# [DATA PROVIDED]
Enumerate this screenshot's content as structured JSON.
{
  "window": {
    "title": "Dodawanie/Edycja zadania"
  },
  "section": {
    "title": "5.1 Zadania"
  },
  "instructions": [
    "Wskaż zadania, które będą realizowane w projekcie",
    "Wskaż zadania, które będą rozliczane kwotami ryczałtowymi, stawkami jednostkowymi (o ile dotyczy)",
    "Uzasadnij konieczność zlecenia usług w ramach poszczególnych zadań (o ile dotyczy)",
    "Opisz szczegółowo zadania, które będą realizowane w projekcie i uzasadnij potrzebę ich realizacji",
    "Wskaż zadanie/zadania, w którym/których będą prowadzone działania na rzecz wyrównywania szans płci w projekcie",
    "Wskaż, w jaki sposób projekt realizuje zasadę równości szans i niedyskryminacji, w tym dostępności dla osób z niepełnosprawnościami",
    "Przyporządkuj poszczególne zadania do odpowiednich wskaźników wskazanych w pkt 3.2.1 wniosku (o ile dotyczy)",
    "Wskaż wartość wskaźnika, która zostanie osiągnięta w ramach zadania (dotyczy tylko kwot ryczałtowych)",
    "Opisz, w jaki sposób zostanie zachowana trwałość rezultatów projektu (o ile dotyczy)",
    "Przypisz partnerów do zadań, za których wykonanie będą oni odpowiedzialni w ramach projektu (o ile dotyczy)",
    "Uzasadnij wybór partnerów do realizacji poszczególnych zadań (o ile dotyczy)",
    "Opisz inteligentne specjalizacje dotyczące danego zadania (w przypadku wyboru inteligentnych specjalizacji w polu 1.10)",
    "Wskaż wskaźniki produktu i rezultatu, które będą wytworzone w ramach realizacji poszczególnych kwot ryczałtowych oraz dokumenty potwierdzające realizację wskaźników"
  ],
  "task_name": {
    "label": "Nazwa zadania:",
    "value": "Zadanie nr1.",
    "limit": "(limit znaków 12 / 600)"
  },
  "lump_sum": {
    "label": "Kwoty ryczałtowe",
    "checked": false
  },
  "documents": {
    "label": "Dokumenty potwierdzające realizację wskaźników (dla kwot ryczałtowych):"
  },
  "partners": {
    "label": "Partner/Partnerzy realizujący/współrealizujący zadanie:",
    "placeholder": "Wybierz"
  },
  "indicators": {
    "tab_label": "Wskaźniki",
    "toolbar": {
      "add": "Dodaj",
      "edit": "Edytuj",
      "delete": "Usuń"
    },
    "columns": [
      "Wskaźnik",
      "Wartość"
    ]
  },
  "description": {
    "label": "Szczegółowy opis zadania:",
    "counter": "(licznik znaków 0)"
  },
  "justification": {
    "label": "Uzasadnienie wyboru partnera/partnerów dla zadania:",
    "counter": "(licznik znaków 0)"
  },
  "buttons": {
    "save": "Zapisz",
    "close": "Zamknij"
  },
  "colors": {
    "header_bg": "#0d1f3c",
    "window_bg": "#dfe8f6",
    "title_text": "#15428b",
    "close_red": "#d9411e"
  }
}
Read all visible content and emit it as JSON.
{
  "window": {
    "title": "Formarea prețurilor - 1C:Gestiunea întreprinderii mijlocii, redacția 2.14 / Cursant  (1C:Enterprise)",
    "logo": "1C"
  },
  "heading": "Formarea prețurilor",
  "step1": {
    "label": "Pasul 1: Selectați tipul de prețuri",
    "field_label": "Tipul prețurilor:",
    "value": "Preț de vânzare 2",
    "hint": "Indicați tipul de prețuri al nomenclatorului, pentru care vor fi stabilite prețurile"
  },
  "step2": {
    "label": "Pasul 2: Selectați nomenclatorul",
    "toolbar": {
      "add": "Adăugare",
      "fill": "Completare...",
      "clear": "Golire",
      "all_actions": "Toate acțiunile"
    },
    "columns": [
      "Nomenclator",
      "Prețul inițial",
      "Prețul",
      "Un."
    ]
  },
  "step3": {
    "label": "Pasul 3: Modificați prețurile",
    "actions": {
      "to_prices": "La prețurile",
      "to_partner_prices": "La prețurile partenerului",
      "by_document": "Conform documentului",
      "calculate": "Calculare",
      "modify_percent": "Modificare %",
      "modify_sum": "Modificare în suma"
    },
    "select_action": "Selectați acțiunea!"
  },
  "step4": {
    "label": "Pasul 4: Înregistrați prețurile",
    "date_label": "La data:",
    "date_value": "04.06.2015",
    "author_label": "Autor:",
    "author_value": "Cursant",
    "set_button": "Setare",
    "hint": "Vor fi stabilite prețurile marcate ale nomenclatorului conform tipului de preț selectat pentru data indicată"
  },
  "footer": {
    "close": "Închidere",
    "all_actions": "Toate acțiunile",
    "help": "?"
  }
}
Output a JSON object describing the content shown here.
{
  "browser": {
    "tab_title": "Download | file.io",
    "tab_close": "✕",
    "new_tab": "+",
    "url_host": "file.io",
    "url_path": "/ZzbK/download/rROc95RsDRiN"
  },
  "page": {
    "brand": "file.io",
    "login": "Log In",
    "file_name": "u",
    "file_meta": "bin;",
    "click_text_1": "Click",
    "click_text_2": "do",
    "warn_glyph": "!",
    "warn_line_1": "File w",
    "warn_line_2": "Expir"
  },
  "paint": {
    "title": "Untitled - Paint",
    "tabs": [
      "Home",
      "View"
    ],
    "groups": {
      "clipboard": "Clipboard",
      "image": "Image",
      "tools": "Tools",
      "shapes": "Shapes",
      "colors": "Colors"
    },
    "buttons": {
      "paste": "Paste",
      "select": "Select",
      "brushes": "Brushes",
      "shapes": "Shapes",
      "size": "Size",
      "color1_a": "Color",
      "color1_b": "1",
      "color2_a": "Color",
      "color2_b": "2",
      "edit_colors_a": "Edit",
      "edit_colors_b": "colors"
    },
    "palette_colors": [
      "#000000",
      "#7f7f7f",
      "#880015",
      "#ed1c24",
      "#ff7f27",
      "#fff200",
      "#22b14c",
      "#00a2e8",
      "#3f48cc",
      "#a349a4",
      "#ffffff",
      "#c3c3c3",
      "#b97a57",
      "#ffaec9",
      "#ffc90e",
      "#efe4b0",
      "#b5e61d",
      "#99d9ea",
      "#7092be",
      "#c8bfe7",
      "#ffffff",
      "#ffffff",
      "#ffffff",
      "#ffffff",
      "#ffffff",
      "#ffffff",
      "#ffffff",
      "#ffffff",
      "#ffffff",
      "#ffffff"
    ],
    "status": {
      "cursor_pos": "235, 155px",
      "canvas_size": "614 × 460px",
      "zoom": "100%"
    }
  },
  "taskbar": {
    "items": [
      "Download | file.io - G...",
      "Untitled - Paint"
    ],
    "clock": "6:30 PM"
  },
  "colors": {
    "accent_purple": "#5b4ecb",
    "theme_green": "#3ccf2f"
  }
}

# [TASK PROMPT]
Can you reproduce all the material exactly?

# [RESPONSE FOR THIS EXERCISE]
Enumerate this screenshot's content as structured JSON.
{
  "window": {
    "title": "Dodawanie/Edycja zadania"
  },
  "section": {
    "title": "5.1 Zadania"
  },
  "instructions": [
    "Wskaż zadania, które będą realizowane w projekcie",
    "Wskaż zadania, które będą rozliczane kwotami ryczałtowymi, stawkami jednostkowymi (o ile dotyczy)",
    "Uzasadnij konieczność zlecenia usług w ramach poszczególnych zadań (o ile dotyczy)",
    "Opisz szczegółowo zadania, które będą realizowane w projekcie i uzasadnij potrzebę ich realizacji",
    "Wskaż zadanie/zadania, w którym/których będą prowadzone działania na rzecz wyrównywania szans płci w projekcie",
    "Wskaż, w jaki sposób projekt realizuje zasadę równości szans i niedyskryminacji, w tym dostępności dla osób z niepełnosprawnościami",
    "Przyporządkuj poszczególne zadania do odpowiednich wskaźników wskazanych w pkt 3.2.1 wniosku (o ile dotyczy)",
    "Wskaż wartość wskaźnika, która zostanie osiągnięta w ramach zadania (dotyczy tylko kwot ryczałtowych)",
    "Opisz, w jaki sposób zostanie zachowana trwałość rezultatów projektu (o ile dotyczy)",
    "Przypisz partnerów do zadań, za których wykonanie będą oni odpowiedzialni w ramach projektu (o ile dotyczy)",
    "Uzasadnij wybór partnerów do realizacji poszczególnych zadań (o ile dotyczy)",
    "Opisz inteligentne specjalizacje dotyczące danego zadania (w przypadku wyboru inteligentnych specjalizacji w polu 1.10)",
    "Wskaż wskaźniki produktu i rezultatu, które będą wytworzone w ramach realizacji poszczególnych kwot ryczałtowych oraz dokumenty potwierdzające realizację wskaźników"
  ],
  "task_name": {
    "label": "Nazwa zadania:",
    "value": "Zadanie nr1.",
    "limit": "(limit znaków 12 / 600)"
  },
  "lump_sum": {
    "label": "Kwoty ryczałtowe",
    "checked": false
  },
  "documents": {
    "label": "Dokumenty potwierdzające realizację wskaźników (dla kwot ryczałtowych):"
  },
  "partners": {
    "label": "Partner/Partnerzy realizujący/współrealizujący zadanie:",
    "placeholder": "Wybierz"
  },
  "indicators": {
    "tab_label": "Wskaźniki",
    "toolbar": {
      "add": "Dodaj",
      "edit": "Edytuj",
      "delete": "Usuń"
    },
    "columns": [
      "Wskaźnik",
      "Wartość"
    ]
  },
  "description": {
    "label": "Szczegółowy opis zadania:",
    "counter": "(licznik znaków 0)"
  },
  "justification": {
    "label": "Uzasadnienie wyboru partnera/partnerów dla zadania:",
    "counter": "(licznik znaków 0)"
  },
  "buttons": {
    "save": "Zapisz",
    "close": "Zamknij"
  },
  "colors": {
    "header_bg": "#0d1f3c",
    "window_bg": "#dfe8f6",
    "title_text": "#15428b",
    "close_red": "#d9411e"
  }
}
Read all visible content and emit it as JSON.
{
  "window": {
    "title": "Formarea prețurilor - 1C:Gestiunea întreprinderii mijlocii, redacția 2.14 / Cursant  (1C:Enterprise)",
    "logo": "1C"
  },
  "heading": "Formarea prețurilor",
  "step1": {
    "label": "Pasul 1: Selectați tipul de prețuri",
    "field_label": "Tipul prețurilor:",
    "value": "Preț de vânzare 2",
    "hint": "Indicați tipul de prețuri al nomenclatorului, pentru care vor fi stabilite prețurile"
  },
  "step2": {
    "label": "Pasul 2: Selectați nomenclatorul",
    "toolbar": {
      "add": "Adăugare",
      "fill": "Completare...",
      "clear": "Golire",
      "all_actions": "Toate acțiunile"
    },
    "columns": [
      "Nomenclator",
      "Prețul inițial",
      "Prețul",
      "Un."
    ]
  },
  "step3": {
    "label": "Pasul 3: Modificați prețurile",
    "actions": {
      "to_prices": "La prețurile",
      "to_partner_prices": "La prețurile partenerului",
      "by_document": "Conform documentului",
      "calculate": "Calculare",
      "modify_percent": "Modificare %",
      "modify_sum": "Modificare în suma"
    },
    "select_action": "Selectați acțiunea!"
  },
  "step4": {
    "label": "Pasul 4: Înregistrați prețurile",
    "date_label": "La data:",
    "date_value": "04.06.2015",
    "author_label": "Autor:",
    "author_value": "Cursant",
    "set_button": "Setare",
    "hint": "Vor fi stabilite prețurile marcate ale nomenclatorului conform tipului de preț selectat pentru data indicată"
  },
  "footer": {
    "close": "Închidere",
    "all_actions": "Toate acțiunile",
    "help": "?"
  }
}
Output a JSON object describing the content shown here.
{
  "browser": {
    "tab_title": "Download | file.io",
    "tab_close": "✕",
    "new_tab": "+",
    "url_host": "file.io",
    "url_path": "/ZzbK/download/rROc95RsDRiN"
  },
  "page": {
    "brand": "file.io",
    "login": "Log In",
    "file_name": "u",
    "file_meta": "bin;",
    "click_text_1": "Click",
    "click_text_2": "do",
    "warn_glyph": "!",
    "warn_line_1": "File w",
    "warn_line_2": "Expir"
  },
  "paint": {
    "title": "Untitled - Paint",
    "tabs": [
      "Home",
      "View"
    ],
    "groups": {
      "clipboard": "Clipboard",
      "image": "Image",
      "tools": "Tools",
      "shapes": "Shapes",
      "colors": "Colors"
    },
    "buttons": {
      "paste": "Paste",
      "select": "Select",
      "brushes": "Brushes",
      "shapes": "Shapes",
      "size": "Size",
      "color1_a": "Color",
      "color1_b": "1",
      "color2_a": "Color",
      "color2_b": "2",
      "edit_colors_a": "Edit",
      "edit_colors_b": "colors"
    },
    "palette_colors": [
      "#000000",
      "#7f7f7f",
      "#880015",
      "#ed1c24",
      "#ff7f27",
      "#fff200",
      "#22b14c",
      "#00a2e8",
      "#3f48cc",
      "#a349a4",
      "#ffffff",
      "#c3c3c3",
      "#b97a57",
      "#ffaec9",
      "#ffc90e",
      "#efe4b0",
      "#b5e61d",
      "#99d9ea",
      "#7092be",
      "#c8bfe7",
      "#ffffff",
      "#ffffff",
      "#ffffff",
      "#ffffff",
      "#ffffff",
      "#ffffff",
      "#ffffff",
      "#ffffff",
      "#ffffff",
      "#ffffff"
    ],
    "status": {
      "cursor_pos": "235, 155px",
      "canvas_size": "614 × 460px",
      "zoom": "100%"
    }
  },
  "taskbar": {
    "items": [
      "Download | file.io - G...",
      "Untitled - Paint"
    ],
    "clock": "6:30 PM"
  },
  "colors": {
    "accent_purple": "#5b4ecb",
    "theme_green": "#3ccf2f"
  }
}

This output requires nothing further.